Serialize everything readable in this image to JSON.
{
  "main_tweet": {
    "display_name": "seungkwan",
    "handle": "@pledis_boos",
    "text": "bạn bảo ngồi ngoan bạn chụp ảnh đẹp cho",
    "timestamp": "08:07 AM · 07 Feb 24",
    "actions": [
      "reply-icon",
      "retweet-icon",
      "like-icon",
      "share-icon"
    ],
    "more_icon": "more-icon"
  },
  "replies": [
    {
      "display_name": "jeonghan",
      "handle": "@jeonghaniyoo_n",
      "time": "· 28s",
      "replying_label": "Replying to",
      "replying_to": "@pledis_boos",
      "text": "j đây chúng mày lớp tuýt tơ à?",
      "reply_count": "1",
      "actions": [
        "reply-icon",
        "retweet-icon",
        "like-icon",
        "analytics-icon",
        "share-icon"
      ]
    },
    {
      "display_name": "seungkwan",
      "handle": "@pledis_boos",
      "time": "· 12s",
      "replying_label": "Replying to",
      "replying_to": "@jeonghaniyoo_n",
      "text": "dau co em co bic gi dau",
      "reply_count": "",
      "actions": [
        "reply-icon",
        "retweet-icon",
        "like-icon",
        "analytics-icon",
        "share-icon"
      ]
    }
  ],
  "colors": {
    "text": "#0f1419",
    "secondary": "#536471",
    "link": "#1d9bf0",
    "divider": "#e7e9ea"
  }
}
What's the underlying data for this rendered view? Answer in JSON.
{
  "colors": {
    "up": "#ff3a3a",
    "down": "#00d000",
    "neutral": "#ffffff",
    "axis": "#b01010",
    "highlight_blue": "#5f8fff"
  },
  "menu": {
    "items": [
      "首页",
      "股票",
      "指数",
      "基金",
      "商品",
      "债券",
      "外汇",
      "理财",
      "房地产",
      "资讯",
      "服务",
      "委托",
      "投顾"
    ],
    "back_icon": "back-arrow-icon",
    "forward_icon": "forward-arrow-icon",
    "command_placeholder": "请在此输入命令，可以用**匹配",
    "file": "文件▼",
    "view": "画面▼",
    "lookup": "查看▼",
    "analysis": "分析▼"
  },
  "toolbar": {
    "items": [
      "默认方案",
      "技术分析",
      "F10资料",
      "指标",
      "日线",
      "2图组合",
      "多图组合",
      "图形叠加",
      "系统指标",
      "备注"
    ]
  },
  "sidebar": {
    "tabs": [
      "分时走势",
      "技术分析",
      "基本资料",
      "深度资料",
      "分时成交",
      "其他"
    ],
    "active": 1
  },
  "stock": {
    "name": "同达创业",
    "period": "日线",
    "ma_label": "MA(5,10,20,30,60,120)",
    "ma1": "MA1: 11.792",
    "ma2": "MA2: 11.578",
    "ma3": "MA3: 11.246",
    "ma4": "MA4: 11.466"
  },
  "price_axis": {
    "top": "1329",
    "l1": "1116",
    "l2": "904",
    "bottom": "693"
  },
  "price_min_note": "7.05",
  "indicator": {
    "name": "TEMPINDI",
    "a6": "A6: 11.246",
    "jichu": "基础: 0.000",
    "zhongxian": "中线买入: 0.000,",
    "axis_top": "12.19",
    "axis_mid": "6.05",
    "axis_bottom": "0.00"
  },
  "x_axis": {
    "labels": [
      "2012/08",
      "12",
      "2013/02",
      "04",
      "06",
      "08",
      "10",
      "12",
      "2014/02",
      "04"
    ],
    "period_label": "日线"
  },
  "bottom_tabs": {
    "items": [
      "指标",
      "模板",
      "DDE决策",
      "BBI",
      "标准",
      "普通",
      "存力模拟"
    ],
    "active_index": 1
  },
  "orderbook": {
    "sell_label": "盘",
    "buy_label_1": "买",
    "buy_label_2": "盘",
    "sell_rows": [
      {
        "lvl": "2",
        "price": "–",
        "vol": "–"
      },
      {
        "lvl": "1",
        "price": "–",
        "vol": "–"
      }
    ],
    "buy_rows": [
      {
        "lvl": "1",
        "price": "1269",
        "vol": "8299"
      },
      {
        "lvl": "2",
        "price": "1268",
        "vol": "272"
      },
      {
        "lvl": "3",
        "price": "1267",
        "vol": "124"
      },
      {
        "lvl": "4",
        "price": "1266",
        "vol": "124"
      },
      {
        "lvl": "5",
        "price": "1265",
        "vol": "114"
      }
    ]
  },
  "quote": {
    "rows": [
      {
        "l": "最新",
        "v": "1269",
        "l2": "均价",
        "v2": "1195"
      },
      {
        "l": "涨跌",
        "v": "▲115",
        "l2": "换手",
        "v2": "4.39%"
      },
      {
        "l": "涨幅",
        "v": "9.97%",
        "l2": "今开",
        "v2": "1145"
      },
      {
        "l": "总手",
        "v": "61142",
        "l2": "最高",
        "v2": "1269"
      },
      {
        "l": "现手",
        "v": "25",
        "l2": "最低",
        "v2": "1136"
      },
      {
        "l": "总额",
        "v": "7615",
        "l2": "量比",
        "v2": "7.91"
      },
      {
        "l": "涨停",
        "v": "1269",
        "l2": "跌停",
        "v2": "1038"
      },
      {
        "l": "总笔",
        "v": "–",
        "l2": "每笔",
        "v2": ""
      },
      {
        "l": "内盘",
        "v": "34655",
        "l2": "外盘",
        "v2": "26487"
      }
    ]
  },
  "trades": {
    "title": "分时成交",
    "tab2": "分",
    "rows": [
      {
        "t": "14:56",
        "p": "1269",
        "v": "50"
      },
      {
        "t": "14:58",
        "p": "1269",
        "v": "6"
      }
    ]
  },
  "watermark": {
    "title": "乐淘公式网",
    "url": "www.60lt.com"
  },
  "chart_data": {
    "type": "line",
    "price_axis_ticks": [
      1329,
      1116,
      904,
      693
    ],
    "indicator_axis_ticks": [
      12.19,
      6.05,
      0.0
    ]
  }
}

#####

Required task
Each entry above is to be quoted exactly.

Solved exercise
Serialize everything readable in this image to JSON.
{
  "main_tweet": {
    "display_name": "seungkwan",
    "handle": "@pledis_boos",
    "text": "bạn bảo ngồi ngoan bạn chụp ảnh đẹp cho",
    "timestamp": "08:07 AM · 07 Feb 24",
    "actions": [
      "reply-icon",
      "retweet-icon",
      "like-icon",
      "share-icon"
    ],
    "more_icon": "more-icon"
  },
  "replies": [
    {
      "display_name": "jeonghan",
      "handle": "@jeonghaniyoo_n",
      "time": "· 28s",
      "replying_label": "Replying to",
      "replying_to": "@pledis_boos",
      "text": "j đây chúng mày lớp tuýt tơ à?",
      "reply_count": "1",
      "actions": [
        "reply-icon",
        "retweet-icon",
        "like-icon",
        "analytics-icon",
        "share-icon"
      ]
    },
    {
      "display_name": "seungkwan",
      "handle": "@pledis_boos",
      "time": "· 12s",
      "replying_label": "Replying to",
      "replying_to": "@jeonghaniyoo_n",
      "text": "dau co em co bic gi dau",
      "reply_count": "",
      "actions": [
        "reply-icon",
        "retweet-icon",
        "like-icon",
        "analytics-icon",
        "share-icon"
      ]
    }
  ],
  "colors": {
    "text": "#0f1419",
    "secondary": "#536471",
    "link": "#1d9bf0",
    "divider": "#e7e9ea"
  }
}
What's the underlying data for this rendered view? Answer in JSON.
{
  "colors": {
    "up": "#ff3a3a",
    "down": "#00d000",
    "neutral": "#ffffff",
    "axis": "#b01010",
    "highlight_blue": "#5f8fff"
  },
  "menu": {
    "items": [
      "首页",
      "股票",
      "指数",
      "基金",
      "商品",
      "债券",
      "外汇",
      "理财",
      "房地产",
      "资讯",
      "服务",
      "委托",
      "投顾"
    ],
    "back_icon": "back-arrow-icon",
    "forward_icon": "forward-arrow-icon",
    "command_placeholder": "请在此输入命令，可以用**匹配",
    "file": "文件▼",
    "view": "画面▼",
    "lookup": "查看▼",
    "analysis": "分析▼"
  },
  "toolbar": {
    "items": [
      "默认方案",
      "技术分析",
      "F10资料",
      "指标",
      "日线",
      "2图组合",
      "多图组合",
      "图形叠加",
      "系统指标",
      "备注"
    ]
  },
  "sidebar": {
    "tabs": [
      "分时走势",
      "技术分析",
      "基本资料",
      "深度资料",
      "分时成交",
      "其他"
    ],
    "active": 1
  },
  "stock": {
    "name": "同达创业",
    "period": "日线",
    "ma_label": "MA(5,10,20,30,60,120)",
    "ma1": "MA1: 11.792",
    "ma2": "MA2: 11.578",
    "ma3": "MA3: 11.246",
    "ma4": "MA4: 11.466"
  },
  "price_axis": {
    "top": "1329",
    "l1": "1116",
    "l2": "904",
    "bottom": "693"
  },
  "price_min_note": "7.05",
  "indicator": {
    "name": "TEMPINDI",
    "a6": "A6: 11.246",
    "jichu": "基础: 0.000",
    "zhongxian": "中线买入: 0.000,",
    "axis_top": "12.19",
    "axis_mid": "6.05",
    "axis_bottom": "0.00"
  },
  "x_axis": {
    "labels": [
      "2012/08",
      "12",
      "2013/02",
      "04",
      "06",
      "08",
      "10",
      "12",
      "2014/02",
      "04"
    ],
    "period_label": "日线"
  },
  "bottom_tabs": {
    "items": [
      "指标",
      "模板",
      "DDE决策",
      "BBI",
      "标准",
      "普通",
      "存力模拟"
    ],
    "active_index": 1
  },
  "orderbook": {
    "sell_label": "盘",
    "buy_label_1": "买",
    "buy_label_2": "盘",
    "sell_rows": [
      {
        "lvl": "2",
        "price": "–",
        "vol": "–"
      },
      {
        "lvl": "1",
        "price": "–",
        "vol": "–"
      }
    ],
    "buy_rows": [
      {
        "lvl": "1",
        "price": "1269",
        "vol": "8299"
      },
      {
        "lvl": "2",
        "price": "1268",
        "vol": "272"
      },
      {
        "lvl": "3",
        "price": "1267",
        "vol": "124"
      },
      {
        "lvl": "4",
        "price": "1266",
        "vol": "124"
      },
      {
        "lvl": "5",
        "price": "1265",
        "vol": "114"
      }
    ]
  },
  "quote": {
    "rows": [
      {
        "l": "最新",
        "v": "1269",
        "l2": "均价",
        "v2": "1195"
      },
      {
        "l": "涨跌",
        "v": "▲115",
        "l2": "换手",
        "v2": "4.39%"
      },
      {
        "l": "涨幅",
        "v": "9.97%",
        "l2": "今开",
        "v2": "1145"
      },
      {
        "l": "总手",
        "v": "61142",
        "l2": "最高",
        "v2": "1269"
      },
      {
        "l": "现手",
        "v": "25",
        "l2": "最低",
        "v2": "1136"
      },
      {
        "l": "总额",
        "v": "7615",
        "l2": "量比",
        "v2": "7.91"
      },
      {
        "l": "涨停",
        "v": "1269",
        "l2": "跌停",
        "v2": "1038"
      },
      {
        "l": "总笔",
        "v": "–",
        "l2": "每笔",
        "v2": ""
      },
      {
        "l": "内盘",
        "v": "34655",
        "l2": "外盘",
        "v2": "26487"
      }
    ]
  },
  "trades": {
    "title": "分时成交",
    "tab2": "分",
    "rows": [
      {
        "t": "14:56",
        "p": "1269",
        "v": "50"
      },
      {
        "t": "14:58",
        "p": "1269",
        "v": "6"
      }
    ]
  },
  "watermark": {
    "title": "乐淘公式网",
    "url": "www.60lt.com"
  },
  "chart_data": {
    "type": "line",
    "price_axis_ticks": [
      1329,
      1116,
      904,
      693
    ],
    "indicator_axis_ticks": [
      12.19,
      6.05,
      0.0
    ]
  }
}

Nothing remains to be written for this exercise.